Work required: Go through the lines below. Copy those with "https".

(Extracted data entries)

****************************************

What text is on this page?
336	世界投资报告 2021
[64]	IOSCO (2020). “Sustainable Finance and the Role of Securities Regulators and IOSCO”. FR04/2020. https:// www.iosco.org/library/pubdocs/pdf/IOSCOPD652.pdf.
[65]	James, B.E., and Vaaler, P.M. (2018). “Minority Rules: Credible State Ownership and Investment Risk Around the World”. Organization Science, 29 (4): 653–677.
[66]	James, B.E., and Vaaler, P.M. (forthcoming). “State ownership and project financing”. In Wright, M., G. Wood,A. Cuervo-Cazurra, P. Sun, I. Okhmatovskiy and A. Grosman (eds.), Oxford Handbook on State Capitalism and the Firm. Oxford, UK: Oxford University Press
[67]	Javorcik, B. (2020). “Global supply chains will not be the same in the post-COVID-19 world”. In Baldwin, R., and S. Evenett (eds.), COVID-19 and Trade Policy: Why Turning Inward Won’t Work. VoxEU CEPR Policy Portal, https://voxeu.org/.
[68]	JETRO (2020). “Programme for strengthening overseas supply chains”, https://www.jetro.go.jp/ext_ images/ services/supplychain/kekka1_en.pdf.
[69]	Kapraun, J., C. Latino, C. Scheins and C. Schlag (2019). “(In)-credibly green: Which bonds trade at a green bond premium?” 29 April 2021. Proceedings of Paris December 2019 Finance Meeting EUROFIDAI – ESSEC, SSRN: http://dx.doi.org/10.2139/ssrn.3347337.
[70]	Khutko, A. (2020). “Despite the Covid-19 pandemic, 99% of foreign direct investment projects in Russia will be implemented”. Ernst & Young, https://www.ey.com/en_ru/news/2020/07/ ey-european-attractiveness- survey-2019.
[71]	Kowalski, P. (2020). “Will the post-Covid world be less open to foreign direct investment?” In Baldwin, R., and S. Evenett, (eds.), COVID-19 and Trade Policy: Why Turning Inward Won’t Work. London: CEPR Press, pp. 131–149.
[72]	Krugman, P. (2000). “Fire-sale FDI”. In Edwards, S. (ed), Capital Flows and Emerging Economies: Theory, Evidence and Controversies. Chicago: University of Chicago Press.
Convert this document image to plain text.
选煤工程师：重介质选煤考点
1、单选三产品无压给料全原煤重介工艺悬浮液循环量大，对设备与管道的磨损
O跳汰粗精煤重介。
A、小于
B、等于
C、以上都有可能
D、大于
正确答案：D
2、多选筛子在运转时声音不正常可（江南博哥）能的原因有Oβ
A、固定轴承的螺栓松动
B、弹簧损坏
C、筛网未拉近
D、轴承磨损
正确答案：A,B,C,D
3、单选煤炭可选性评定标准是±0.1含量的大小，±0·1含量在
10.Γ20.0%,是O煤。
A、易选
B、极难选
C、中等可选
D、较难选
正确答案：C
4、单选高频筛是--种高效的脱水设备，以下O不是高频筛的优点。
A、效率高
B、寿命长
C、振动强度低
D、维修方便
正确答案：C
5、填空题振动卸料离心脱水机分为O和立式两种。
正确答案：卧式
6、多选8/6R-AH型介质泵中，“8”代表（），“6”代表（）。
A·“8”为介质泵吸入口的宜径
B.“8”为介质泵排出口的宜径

****************************************

Written answer:
[64]	IOSCO (2020). “Sustainable Finance and the Role of Securities Regulators and IOSCO”. FR04/2020. https:// www.iosco.org/library/pubdocs/pdf/IOSCOPD652.pdf.
[67]	Javorcik, B. (2020). “Global supply chains will not be the same in the post-COVID-19 world”. In Baldwin, R., and S. Evenett (eds.), COVID-19 and Trade Policy: Why Turning Inward Won’t Work. VoxEU CEPR Policy Portal, https://voxeu.org/.
[68]	JETRO (2020). “Programme for strengthening overseas supply chains”, https://www.jetro.go.jp/ext_ images/ services/supplychain/kekka1_en.pdf.
[70]	Khutko, A. (2020). “Despite the Covid-19 pandemic, 99% of foreign direct investment projects in Russia will be implemented”. Ernst & Young, https://www.ey.com/en_ru/news/2020/07/ ey-european-attractiveness- survey-2019.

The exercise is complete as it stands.